TEXT SECTION:
+++++
The Song of the Wandering Aramean

The Dawn of Midnight/21 - Truth of life and salvation meet on the way

by Luigino Bruni

published in Avvenire on 10/09/2017

170910 Geremia 21 2 rid“Even if you don’t read it, you are in the Bible .“

E. Canetti, Il cuore segreto dell'orologio (The Secret Heart of the Clock)

When a community is experiencing a deep, long and uncertain crisis, what is really at stake is the past-future link. Because if it is true that the only good future is the one that turns the past into a blessing, redeems it and frees it from the trap of nostalgia, it is equally true that without a good history of yesterday there are no new words today to talk about a good and credible tomorrow. Individual and collective crises are famines of the future and famines of the past, because it is the friendship between the past and the future that makes the present beautiful and fruitful in every stage of life. Even when the sunset is approaching, and the shadow of the past becomes very long, memories feed us and accompany us at all times. The past alone is not enough for the present, no matter how great and wonderful it was. We should wait for a new word, to see the face of a daughter again who will come today, too. We should hope to see, in the end, the face of God that we cherished in our heart’s desire for a whole life. In order to live the time of crisis well, it is therefore essential to have an exciting future that blossoms from a reconciled present with a past lived as a gift and promise, beyond wounds, disappointments and failures. It is in the right reciprocity between roots and gems, between bereshit and eskaton that you really find the opportunity to continue generating life and future in the now.
+++++
INSTRUCTIONS:
(1) In the essay on crisis, what is really at stake when a community is experiencing a deep, long and uncertain crisis?
(2) Resume the essay on crisis and the past-future link, writing on from its final sentence.

(Data items)
+++++
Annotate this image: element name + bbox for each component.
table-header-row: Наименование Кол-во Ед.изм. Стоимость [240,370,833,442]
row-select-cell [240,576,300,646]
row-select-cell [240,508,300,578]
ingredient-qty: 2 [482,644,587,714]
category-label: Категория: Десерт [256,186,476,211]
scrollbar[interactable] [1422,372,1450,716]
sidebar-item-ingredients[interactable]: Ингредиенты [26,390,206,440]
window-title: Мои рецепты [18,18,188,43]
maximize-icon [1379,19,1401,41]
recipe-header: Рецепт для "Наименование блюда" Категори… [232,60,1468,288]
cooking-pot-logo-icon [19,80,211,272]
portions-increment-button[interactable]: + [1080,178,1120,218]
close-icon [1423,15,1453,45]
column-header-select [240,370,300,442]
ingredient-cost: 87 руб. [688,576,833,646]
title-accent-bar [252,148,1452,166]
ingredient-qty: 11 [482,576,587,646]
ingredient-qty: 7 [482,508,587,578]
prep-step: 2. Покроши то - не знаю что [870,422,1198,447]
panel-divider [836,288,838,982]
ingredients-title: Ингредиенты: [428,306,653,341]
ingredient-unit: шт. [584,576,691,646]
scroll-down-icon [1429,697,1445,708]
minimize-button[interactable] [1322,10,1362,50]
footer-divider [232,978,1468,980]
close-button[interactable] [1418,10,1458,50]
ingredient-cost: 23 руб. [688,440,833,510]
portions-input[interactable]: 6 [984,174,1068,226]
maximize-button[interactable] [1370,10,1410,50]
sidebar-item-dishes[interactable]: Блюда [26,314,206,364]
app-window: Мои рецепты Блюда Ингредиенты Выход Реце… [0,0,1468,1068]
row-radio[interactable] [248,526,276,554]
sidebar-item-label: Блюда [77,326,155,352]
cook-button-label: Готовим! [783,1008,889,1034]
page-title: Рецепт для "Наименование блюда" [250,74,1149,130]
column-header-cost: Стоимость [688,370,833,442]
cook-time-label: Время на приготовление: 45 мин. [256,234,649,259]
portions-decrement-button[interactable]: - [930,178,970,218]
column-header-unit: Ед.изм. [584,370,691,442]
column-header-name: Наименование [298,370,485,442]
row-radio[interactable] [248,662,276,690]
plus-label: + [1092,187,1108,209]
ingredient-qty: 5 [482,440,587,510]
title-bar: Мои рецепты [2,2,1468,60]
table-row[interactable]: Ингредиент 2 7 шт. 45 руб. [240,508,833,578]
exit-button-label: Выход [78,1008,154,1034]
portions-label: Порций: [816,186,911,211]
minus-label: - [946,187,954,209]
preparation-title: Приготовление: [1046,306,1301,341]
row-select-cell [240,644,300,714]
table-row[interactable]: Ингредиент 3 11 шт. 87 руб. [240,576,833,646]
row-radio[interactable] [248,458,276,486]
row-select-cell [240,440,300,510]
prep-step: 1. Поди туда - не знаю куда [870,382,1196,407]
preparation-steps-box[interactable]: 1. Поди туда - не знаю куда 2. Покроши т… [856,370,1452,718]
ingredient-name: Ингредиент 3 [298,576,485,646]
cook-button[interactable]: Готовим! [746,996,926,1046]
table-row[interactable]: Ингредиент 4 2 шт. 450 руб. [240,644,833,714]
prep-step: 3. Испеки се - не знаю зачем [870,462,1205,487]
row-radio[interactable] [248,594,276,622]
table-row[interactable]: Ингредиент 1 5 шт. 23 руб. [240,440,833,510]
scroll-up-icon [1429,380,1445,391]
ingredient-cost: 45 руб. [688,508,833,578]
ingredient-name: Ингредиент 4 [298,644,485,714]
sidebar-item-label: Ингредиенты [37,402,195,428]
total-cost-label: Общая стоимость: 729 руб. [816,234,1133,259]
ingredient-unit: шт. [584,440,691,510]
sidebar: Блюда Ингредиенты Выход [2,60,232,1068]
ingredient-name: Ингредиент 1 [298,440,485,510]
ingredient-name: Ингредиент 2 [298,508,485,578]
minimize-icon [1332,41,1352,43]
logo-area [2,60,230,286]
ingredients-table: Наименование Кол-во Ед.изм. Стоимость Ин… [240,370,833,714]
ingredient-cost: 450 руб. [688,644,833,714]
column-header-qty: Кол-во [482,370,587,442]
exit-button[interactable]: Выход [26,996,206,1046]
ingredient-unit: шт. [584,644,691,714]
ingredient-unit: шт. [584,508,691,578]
+++++
ANSWERS GIVEN:
(1) The past-future link.

(2)
“The word that came to Jeremiah from the Lord, after King Zedekiah had made a covenant with all the people in Jerusalem to make a proclamation of liberty to them, that everyone should set free his Hebrew slaves, male and female, so that no one should enslave a Jew, his brother” (Jeremiah 34:8-9). Chapter 34 of the Book of Jeremiah contains the account of an actual event that happened in Jerusalem during the Babylonian siege. Jeremiah receives a message that touches the heart of the social and political life of his people, because it concerns the salvation and liberation of men and women who were in the state of slavery. At that time, a Jew could become a slave to another Jew essentially because of debts. They were the so-called debt slaves. The Law received by Moses on Sinai (Exodus 21) said that economic slavery could not last more than six years (in the Code of Hammurabi, the maximum is three years: § 117).

In antiquity, unsettled debts were a very serious thing, but even more serious and alive was the collective and religious conscience that slavery could not last forever, that an economic failure should not become a condemnation for life, that the economy was not the last word - an awareness that we have lost over time. The liberation of slaves was therefore one of the great precepts linked to the institution of the shabbat: in the seventh year the slaves had to be made free again. Therefore, in Israel the liberation of the slaves was a sign and a memorial of the great liberation from slavery in Egypt, always present and very much alive in the collective conscience of the people. That first liberation from slavery was supposed to teach Israel that God is a liberator, that he does not want slave people but free people, that YHWH is the God of freedom. However, as also Jeremiah reminds them: “But your fathers did not listen to me or incline their ears to me” (34:14). That is, despite the Torah, the slaves were not freed, and many Jews found themselves in a prolonged state of slavery and enslavement, private property of other Jews, used as instruments and things to satisfy the needs of others. This episode, therefore, stems from a condition characterised by the generalized desecration of the Covenant and the Law, which makes a precept that should have been part of the ordinary life of the people stand out.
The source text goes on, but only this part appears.